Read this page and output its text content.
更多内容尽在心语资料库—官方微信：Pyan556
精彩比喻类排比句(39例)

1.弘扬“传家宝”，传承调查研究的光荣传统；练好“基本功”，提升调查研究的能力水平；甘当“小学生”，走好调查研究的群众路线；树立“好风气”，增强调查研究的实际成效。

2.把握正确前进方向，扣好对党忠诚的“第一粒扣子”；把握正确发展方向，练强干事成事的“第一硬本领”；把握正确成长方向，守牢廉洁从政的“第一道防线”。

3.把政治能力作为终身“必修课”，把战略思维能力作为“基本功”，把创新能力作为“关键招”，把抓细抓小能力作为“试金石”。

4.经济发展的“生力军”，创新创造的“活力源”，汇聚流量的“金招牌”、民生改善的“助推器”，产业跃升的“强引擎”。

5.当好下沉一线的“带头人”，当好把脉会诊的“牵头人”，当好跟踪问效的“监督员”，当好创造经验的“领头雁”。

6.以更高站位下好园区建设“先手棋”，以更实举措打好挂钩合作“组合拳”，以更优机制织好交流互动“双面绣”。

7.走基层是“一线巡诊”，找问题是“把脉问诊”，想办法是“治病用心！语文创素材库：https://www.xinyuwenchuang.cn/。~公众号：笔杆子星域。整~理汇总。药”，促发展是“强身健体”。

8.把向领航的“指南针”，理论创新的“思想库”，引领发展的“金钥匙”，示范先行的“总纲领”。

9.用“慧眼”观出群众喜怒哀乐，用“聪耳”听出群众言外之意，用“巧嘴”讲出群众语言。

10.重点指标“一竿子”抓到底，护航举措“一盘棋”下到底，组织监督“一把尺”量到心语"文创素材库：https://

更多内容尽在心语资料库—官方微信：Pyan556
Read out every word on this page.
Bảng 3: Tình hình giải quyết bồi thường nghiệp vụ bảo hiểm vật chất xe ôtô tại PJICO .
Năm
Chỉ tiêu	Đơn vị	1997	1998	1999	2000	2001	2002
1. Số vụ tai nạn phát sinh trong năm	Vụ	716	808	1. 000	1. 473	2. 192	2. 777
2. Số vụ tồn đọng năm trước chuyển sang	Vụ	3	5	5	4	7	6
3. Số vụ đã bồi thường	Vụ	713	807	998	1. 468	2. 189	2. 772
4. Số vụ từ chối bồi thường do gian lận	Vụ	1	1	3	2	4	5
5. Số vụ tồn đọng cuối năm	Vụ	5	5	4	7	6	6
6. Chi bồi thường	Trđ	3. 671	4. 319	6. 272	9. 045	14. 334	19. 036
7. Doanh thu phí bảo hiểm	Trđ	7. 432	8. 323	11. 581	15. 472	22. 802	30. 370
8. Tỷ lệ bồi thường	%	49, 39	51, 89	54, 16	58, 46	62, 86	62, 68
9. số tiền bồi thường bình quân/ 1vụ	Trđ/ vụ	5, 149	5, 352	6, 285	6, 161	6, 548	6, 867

......

▸ Your goal:
Return the lines of the records that include the string "đọng".

▸ Answer to this task:
2. Số vụ tồn đọng năm trước chuyển sang	Vụ	3	5	5	4	7	6
5. Số vụ tồn đọng cuối năm	Vụ	5	5	4	7	6	6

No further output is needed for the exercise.